[start]

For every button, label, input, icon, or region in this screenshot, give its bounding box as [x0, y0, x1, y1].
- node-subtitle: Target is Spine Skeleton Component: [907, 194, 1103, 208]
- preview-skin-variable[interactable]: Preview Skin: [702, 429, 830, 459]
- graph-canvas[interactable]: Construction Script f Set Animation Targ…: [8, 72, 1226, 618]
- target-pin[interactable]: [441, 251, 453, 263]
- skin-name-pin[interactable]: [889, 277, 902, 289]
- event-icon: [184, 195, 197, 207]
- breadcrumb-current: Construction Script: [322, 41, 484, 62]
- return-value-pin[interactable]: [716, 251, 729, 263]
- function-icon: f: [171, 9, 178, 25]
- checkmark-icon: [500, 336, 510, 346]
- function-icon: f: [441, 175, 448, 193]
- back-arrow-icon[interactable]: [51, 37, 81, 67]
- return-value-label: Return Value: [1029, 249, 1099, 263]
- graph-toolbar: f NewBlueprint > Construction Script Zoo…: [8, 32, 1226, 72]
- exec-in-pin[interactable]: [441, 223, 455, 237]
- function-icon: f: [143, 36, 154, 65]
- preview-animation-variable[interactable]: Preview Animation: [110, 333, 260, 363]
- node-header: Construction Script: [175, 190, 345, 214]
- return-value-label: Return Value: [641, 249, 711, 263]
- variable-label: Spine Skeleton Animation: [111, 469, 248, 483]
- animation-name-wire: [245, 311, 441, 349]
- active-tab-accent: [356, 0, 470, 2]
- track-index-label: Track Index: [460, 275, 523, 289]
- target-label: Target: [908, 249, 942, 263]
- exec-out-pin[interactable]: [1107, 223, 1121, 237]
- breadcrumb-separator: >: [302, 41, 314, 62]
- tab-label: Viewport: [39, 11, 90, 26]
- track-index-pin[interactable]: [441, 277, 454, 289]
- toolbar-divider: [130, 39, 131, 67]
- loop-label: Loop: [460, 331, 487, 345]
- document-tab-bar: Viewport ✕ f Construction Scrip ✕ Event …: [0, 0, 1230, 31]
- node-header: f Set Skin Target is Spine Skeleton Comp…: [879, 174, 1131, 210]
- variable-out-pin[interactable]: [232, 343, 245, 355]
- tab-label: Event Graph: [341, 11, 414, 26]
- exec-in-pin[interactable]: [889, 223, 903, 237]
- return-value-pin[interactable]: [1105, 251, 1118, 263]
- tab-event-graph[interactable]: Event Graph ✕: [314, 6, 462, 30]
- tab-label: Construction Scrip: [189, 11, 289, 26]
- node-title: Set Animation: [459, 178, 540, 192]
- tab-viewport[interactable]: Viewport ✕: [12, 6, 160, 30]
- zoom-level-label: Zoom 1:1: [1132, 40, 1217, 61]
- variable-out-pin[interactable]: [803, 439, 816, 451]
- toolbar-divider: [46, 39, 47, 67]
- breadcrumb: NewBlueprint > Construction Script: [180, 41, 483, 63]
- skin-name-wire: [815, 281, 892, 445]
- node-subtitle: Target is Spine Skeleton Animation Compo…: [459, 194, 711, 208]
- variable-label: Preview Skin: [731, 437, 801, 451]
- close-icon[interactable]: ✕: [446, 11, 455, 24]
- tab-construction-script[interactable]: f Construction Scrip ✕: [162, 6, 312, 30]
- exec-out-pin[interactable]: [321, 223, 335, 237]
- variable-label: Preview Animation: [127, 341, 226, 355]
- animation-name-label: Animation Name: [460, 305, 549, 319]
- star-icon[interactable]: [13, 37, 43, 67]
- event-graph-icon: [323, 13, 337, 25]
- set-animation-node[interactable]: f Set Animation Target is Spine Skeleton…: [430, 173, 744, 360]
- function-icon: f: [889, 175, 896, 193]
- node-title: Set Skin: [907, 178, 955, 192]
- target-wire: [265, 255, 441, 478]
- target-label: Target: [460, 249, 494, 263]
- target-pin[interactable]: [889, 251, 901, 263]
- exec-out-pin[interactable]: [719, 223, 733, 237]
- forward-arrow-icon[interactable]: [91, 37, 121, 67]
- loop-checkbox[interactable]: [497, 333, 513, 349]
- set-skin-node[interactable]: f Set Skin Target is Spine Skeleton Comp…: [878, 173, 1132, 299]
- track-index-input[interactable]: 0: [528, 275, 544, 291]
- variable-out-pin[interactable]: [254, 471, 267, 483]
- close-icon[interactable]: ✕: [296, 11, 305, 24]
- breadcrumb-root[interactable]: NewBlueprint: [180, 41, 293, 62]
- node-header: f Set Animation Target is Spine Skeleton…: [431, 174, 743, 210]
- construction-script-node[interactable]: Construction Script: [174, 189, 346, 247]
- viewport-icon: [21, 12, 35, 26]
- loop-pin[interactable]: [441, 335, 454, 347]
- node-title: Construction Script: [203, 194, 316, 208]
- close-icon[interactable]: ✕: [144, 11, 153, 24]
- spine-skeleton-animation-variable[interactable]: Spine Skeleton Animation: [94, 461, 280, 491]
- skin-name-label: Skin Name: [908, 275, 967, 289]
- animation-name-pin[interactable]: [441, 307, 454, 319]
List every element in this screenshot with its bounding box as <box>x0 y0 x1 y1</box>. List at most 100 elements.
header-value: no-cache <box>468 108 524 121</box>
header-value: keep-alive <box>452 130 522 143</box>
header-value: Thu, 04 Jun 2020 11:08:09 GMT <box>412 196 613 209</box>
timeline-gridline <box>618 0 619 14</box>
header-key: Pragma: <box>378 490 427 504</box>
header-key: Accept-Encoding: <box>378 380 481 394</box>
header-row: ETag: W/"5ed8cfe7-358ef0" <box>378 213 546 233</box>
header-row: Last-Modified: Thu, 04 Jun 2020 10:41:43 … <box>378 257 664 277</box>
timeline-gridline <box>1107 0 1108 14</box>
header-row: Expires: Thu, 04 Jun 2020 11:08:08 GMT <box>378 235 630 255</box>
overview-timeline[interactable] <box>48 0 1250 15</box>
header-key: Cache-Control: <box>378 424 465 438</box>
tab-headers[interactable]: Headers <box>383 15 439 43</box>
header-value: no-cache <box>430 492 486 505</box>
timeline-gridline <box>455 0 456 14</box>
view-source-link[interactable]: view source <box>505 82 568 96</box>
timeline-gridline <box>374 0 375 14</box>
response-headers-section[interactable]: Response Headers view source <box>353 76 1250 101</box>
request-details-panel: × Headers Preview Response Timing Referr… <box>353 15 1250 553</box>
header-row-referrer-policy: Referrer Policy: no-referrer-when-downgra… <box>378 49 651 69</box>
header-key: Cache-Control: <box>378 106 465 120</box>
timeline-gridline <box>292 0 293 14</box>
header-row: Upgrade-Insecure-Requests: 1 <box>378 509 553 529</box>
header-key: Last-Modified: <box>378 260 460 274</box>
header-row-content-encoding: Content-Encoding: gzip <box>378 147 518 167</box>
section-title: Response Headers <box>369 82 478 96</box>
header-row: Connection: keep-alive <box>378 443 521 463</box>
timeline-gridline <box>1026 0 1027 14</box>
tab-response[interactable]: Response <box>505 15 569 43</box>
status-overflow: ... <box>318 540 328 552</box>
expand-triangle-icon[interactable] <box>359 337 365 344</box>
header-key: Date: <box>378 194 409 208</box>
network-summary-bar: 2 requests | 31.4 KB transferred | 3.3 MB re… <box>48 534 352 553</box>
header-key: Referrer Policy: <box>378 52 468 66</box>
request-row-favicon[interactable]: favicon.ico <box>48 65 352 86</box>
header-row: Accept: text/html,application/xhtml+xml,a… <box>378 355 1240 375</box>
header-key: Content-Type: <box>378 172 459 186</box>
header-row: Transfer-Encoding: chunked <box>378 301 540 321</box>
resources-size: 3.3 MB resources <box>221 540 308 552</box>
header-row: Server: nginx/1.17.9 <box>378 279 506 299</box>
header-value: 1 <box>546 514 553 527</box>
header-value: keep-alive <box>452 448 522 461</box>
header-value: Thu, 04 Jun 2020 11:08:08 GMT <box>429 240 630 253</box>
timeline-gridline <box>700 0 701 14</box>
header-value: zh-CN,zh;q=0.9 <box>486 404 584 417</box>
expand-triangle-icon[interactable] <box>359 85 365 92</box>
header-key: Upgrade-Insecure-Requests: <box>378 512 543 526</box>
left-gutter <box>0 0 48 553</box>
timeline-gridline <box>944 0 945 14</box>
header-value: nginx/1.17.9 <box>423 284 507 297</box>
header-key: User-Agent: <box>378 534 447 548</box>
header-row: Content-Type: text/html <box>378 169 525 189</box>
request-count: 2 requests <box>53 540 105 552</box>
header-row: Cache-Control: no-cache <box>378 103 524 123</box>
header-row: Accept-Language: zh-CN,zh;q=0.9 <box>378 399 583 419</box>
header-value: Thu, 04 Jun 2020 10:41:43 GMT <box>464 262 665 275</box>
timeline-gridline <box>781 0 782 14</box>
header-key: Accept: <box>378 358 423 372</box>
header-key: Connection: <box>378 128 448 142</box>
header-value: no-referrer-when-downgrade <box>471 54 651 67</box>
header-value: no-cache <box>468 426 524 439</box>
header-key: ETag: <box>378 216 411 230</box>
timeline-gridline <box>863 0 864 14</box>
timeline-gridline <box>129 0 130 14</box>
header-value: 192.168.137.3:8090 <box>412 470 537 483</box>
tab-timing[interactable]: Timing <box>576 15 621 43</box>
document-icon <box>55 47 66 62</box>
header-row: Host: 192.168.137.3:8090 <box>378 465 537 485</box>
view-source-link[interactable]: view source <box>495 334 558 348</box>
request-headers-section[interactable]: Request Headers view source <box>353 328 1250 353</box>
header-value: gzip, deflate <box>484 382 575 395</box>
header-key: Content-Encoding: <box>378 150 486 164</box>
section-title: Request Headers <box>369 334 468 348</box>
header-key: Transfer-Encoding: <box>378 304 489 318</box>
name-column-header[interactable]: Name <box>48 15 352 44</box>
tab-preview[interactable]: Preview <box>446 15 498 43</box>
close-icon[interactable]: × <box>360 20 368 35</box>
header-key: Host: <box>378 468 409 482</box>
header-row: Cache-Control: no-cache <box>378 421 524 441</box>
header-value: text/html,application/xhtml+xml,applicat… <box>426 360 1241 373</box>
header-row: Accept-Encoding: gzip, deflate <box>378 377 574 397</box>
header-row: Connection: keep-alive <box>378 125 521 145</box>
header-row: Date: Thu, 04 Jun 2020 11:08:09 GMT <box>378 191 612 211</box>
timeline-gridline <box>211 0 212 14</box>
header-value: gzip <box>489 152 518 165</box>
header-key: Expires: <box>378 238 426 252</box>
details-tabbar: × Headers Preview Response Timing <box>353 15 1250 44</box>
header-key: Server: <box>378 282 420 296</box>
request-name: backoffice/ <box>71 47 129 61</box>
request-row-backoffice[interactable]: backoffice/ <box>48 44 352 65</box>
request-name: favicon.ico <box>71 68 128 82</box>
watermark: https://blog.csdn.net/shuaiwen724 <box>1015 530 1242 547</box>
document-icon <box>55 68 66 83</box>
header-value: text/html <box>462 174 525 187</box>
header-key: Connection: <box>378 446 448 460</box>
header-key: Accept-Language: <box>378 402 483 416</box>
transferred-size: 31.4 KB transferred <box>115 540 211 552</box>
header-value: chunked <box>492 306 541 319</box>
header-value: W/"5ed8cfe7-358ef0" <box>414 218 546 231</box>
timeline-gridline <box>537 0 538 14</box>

[end]

## DIRECTIONS
Retype the records exactly, starting at the first line and stopping after the line that contains "- graph-toolbar: f".

## FULL RESPONSE
For every button, label, input, icon, or region in this screenshot, give its bounding box as [x0, y0, x1, y1].
- node-subtitle: Target is Spine Skeleton Component: [907, 194, 1103, 208]
- preview-skin-variable[interactable]: Preview Skin: [702, 429, 830, 459]
- graph-canvas[interactable]: Construction Script f Set Animation Targ…: [8, 72, 1226, 618]
- target-pin[interactable]: [441, 251, 453, 263]
- skin-name-pin[interactable]: [889, 277, 902, 289]
- event-icon: [184, 195, 197, 207]
- breadcrumb-current: Construction Script: [322, 41, 484, 62]
- return-value-pin[interactable]: [716, 251, 729, 263]
- function-icon: f: [171, 9, 178, 25]
- checkmark-icon: [500, 336, 510, 346]
- function-icon: f: [441, 175, 448, 193]
- back-arrow-icon[interactable]: [51, 37, 81, 67]
- return-value-label: Return Value: [1029, 249, 1099, 263]
- graph-toolbar: f NewBlueprint > Construction Script Zoo…: [8, 32, 1226, 72]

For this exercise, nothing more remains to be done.